* start *

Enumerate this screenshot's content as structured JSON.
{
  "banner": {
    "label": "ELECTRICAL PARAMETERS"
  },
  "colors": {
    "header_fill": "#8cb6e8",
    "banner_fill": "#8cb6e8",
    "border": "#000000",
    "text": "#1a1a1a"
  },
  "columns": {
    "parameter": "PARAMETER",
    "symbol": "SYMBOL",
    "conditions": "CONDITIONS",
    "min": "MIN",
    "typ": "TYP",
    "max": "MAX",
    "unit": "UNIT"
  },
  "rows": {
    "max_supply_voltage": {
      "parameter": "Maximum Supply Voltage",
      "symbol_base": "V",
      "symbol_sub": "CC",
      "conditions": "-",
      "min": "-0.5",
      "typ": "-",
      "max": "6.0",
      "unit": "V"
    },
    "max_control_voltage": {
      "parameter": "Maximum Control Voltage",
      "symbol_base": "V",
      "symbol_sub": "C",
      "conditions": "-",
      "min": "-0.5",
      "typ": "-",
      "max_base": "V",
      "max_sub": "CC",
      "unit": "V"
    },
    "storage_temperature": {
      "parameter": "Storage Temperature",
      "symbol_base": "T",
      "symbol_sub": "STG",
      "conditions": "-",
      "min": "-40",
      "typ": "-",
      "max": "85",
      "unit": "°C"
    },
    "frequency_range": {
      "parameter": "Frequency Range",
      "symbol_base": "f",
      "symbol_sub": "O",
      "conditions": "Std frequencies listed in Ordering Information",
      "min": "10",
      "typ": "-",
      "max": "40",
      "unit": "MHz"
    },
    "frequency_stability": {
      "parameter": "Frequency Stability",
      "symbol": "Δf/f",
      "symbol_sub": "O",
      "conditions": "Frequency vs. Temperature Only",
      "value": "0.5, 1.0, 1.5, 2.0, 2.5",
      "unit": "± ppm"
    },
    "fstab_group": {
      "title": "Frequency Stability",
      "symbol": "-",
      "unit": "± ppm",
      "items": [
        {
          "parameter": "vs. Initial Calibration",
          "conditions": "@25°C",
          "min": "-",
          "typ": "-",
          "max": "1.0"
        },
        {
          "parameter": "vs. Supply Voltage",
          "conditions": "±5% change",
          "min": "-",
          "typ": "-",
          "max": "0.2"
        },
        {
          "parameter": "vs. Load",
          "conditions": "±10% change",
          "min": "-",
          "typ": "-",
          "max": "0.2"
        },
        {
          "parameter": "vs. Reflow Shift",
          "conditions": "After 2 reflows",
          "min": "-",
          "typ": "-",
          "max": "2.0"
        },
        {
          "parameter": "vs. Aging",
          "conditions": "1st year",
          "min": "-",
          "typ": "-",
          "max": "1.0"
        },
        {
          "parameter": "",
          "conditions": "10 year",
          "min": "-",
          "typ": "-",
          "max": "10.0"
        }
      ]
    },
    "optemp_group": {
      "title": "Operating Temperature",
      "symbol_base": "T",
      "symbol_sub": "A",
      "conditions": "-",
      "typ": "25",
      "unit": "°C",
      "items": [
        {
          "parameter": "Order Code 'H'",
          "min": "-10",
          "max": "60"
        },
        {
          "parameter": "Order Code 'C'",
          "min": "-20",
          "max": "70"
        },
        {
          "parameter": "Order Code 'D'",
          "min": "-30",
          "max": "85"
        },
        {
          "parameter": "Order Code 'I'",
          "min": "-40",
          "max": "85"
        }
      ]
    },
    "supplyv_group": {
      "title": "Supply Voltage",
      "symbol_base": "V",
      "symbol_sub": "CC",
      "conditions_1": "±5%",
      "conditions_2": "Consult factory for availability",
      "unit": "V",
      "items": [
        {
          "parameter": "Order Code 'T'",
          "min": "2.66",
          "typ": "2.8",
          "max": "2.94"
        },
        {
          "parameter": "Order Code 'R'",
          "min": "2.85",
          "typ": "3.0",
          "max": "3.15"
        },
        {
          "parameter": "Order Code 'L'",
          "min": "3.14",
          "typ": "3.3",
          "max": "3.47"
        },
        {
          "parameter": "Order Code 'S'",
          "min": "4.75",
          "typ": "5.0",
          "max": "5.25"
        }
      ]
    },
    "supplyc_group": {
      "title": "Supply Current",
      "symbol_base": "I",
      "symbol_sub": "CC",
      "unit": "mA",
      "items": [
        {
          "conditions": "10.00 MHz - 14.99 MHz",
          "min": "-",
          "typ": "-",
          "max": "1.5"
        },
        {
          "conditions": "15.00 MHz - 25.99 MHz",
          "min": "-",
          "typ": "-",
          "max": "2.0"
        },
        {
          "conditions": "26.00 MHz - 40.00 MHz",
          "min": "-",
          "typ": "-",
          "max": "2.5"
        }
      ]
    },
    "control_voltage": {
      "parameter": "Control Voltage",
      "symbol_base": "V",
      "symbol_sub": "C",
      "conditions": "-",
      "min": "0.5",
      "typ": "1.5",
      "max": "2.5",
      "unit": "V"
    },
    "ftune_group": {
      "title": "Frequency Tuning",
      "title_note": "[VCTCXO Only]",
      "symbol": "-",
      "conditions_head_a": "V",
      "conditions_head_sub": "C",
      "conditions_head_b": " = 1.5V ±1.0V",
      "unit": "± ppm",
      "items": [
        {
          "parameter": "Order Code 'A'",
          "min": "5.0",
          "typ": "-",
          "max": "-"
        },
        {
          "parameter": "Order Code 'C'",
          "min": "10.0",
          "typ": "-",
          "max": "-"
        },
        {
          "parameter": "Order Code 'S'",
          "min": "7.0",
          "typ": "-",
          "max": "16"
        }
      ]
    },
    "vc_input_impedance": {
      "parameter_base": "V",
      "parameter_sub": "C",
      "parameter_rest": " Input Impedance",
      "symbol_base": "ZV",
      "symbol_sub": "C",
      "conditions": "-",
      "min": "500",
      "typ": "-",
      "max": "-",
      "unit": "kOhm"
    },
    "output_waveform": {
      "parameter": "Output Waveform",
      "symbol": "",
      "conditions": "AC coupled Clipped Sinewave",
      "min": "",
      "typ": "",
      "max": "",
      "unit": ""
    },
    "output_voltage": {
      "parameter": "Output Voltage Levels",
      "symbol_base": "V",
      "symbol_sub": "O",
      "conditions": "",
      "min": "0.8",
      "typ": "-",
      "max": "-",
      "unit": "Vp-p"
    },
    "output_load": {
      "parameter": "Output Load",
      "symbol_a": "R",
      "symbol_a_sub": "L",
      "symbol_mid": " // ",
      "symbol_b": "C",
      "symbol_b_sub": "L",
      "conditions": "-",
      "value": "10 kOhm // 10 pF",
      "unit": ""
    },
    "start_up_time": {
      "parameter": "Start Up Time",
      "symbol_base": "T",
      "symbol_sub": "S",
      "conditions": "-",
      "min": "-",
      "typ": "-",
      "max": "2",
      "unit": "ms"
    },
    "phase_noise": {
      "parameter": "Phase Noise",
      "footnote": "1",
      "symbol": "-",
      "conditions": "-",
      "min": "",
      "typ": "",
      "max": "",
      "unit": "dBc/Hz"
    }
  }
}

* end *

**Goal**: Transcribe the data. Leave every line exactly as it is.

**The solution**:
Enumerate this screenshot's content as structured JSON.
{
  "banner": {
    "label": "ELECTRICAL PARAMETERS"
  },
  "colors": {
    "header_fill": "#8cb6e8",
    "banner_fill": "#8cb6e8",
    "border": "#000000",
    "text": "#1a1a1a"
  },
  "columns": {
    "parameter": "PARAMETER",
    "symbol": "SYMBOL",
    "conditions": "CONDITIONS",
    "min": "MIN",
    "typ": "TYP",
    "max": "MAX",
    "unit": "UNIT"
  },
  "rows": {
    "max_supply_voltage": {
      "parameter": "Maximum Supply Voltage",
      "symbol_base": "V",
      "symbol_sub": "CC",
      "conditions": "-",
      "min": "-0.5",
      "typ": "-",
      "max": "6.0",
      "unit": "V"
    },
    "max_control_voltage": {
      "parameter": "Maximum Control Voltage",
      "symbol_base": "V",
      "symbol_sub": "C",
      "conditions": "-",
      "min": "-0.5",
      "typ": "-",
      "max_base": "V",
      "max_sub": "CC",
      "unit": "V"
    },
    "storage_temperature": {
      "parameter": "Storage Temperature",
      "symbol_base": "T",
      "symbol_sub": "STG",
      "conditions": "-",
      "min": "-40",
      "typ": "-",
      "max": "85",
      "unit": "°C"
    },
    "frequency_range": {
      "parameter": "Frequency Range",
      "symbol_base": "f",
      "symbol_sub": "O",
      "conditions": "Std frequencies listed in Ordering Information",
      "min": "10",
      "typ": "-",
      "max": "40",
      "unit": "MHz"
    },
    "frequency_stability": {
      "parameter": "Frequency Stability",
      "symbol": "Δf/f",
      "symbol_sub": "O",
      "conditions": "Frequency vs. Temperature Only",
      "value": "0.5, 1.0, 1.5, 2.0, 2.5",
      "unit": "± ppm"
    },
    "fstab_group": {
      "title": "Frequency Stability",
      "symbol": "-",
      "unit": "± ppm",
      "items": [
        {
          "parameter": "vs. Initial Calibration",
          "conditions": "@25°C",
          "min": "-",
          "typ": "-",
          "max": "1.0"
        },
        {
          "parameter": "vs. Supply Voltage",
          "conditions": "±5% change",
          "min": "-",
          "typ": "-",
          "max": "0.2"
        },
        {
          "parameter": "vs. Load",
          "conditions": "±10% change",
          "min": "-",
          "typ": "-",
          "max": "0.2"
        },
        {
          "parameter": "vs. Reflow Shift",
          "conditions": "After 2 reflows",
          "min": "-",
          "typ": "-",
          "max": "2.0"
        },
        {
          "parameter": "vs. Aging",
          "conditions": "1st year",
          "min": "-",
          "typ": "-",
          "max": "1.0"
        },
        {
          "parameter": "",
          "conditions": "10 year",
          "min": "-",
          "typ": "-",
          "max": "10.0"
        }
      ]
    },
    "optemp_group": {
      "title": "Operating Temperature",
      "symbol_base": "T",
      "symbol_sub": "A",
      "conditions": "-",
      "typ": "25",
      "unit": "°C",
      "items": [
        {
          "parameter": "Order Code 'H'",
          "min": "-10",
          "max": "60"
        },
        {
          "parameter": "Order Code 'C'",
          "min": "-20",
          "max": "70"
        },
        {
          "parameter": "Order Code 'D'",
          "min": "-30",
          "max": "85"
        },
        {
          "parameter": "Order Code 'I'",
          "min": "-40",
          "max": "85"
        }
      ]
    },
    "supplyv_group": {
      "title": "Supply Voltage",
      "symbol_base": "V",
      "symbol_sub": "CC",
      "conditions_1": "±5%",
      "conditions_2": "Consult factory for availability",
      "unit": "V",
      "items": [
        {
          "parameter": "Order Code 'T'",
          "min": "2.66",
          "typ": "2.8",
          "max": "2.94"
        },
        {
          "parameter": "Order Code 'R'",
          "min": "2.85",
          "typ": "3.0",
          "max": "3.15"
        },
        {
          "parameter": "Order Code 'L'",
          "min": "3.14",
          "typ": "3.3",
          "max": "3.47"
        },
        {
          "parameter": "Order Code 'S'",
          "min": "4.75",
          "typ": "5.0",
          "max": "5.25"
        }
      ]
    },
    "supplyc_group": {
      "title": "Supply Current",
      "symbol_base": "I",
      "symbol_sub": "CC",
      "unit": "mA",
      "items": [
        {
          "conditions": "10.00 MHz - 14.99 MHz",
          "min": "-",
          "typ": "-",
          "max": "1.5"
        },
        {
          "conditions": "15.00 MHz - 25.99 MHz",
          "min": "-",
          "typ": "-",
          "max": "2.0"
        },
        {
          "conditions": "26.00 MHz - 40.00 MHz",
          "min": "-",
          "typ": "-",
          "max": "2.5"
        }
      ]
    },
    "control_voltage": {
      "parameter": "Control Voltage",
      "symbol_base": "V",
      "symbol_sub": "C",
      "conditions": "-",
      "min": "0.5",
      "typ": "1.5",
      "max": "2.5",
      "unit": "V"
    },
    "ftune_group": {
      "title": "Frequency Tuning",
      "title_note": "[VCTCXO Only]",
      "symbol": "-",
      "conditions_head_a": "V",
      "conditions_head_sub": "C",
      "conditions_head_b": " = 1.5V ±1.0V",
      "unit": "± ppm",
      "items": [
        {
          "parameter": "Order Code 'A'",
          "min": "5.0",
          "typ": "-",
          "max": "-"
        },
        {
          "parameter": "Order Code 'C'",
          "min": "10.0",
          "typ": "-",
          "max": "-"
        },
        {
          "parameter": "Order Code 'S'",
          "min": "7.0",
          "typ": "-",
          "max": "16"
        }
      ]
    },
    "vc_input_impedance": {
      "parameter_base": "V",
      "parameter_sub": "C",
      "parameter_rest": " Input Impedance",
      "symbol_base": "ZV",
      "symbol_sub": "C",
      "conditions": "-",
      "min": "500",
      "typ": "-",
      "max": "-",
      "unit": "kOhm"
    },
    "output_waveform": {
      "parameter": "Output Waveform",
      "symbol": "",
      "conditions": "AC coupled Clipped Sinewave",
      "min": "",
      "typ": "",
      "max": "",
      "unit": ""
    },
    "output_voltage": {
      "parameter": "Output Voltage Levels",
      "symbol_base": "V",
      "symbol_sub": "O",
      "conditions": "",
      "min": "0.8",
      "typ": "-",
      "max": "-",
      "unit": "Vp-p"
    },
    "output_load": {
      "parameter": "Output Load",
      "symbol_a": "R",
      "symbol_a_sub": "L",
      "symbol_mid": " // ",
      "symbol_b": "C",
      "symbol_b_sub": "L",
      "conditions": "-",
      "value": "10 kOhm // 10 pF",
      "unit": ""
    },
    "start_up_time": {
      "parameter": "Start Up Time",
      "symbol_base": "T",
      "symbol_sub": "S",
      "conditions": "-",
      "min": "-",
      "typ": "-",
      "max": "2",
      "unit": "ms"
    },
    "phase_noise": {
      "parameter": "Phase Noise",
      "footnote": "1",
      "symbol": "-",
      "conditions": "-",
      "min": "",
      "typ": "",
      "max": "",
      "unit": "dBc/Hz"
    }
  }
}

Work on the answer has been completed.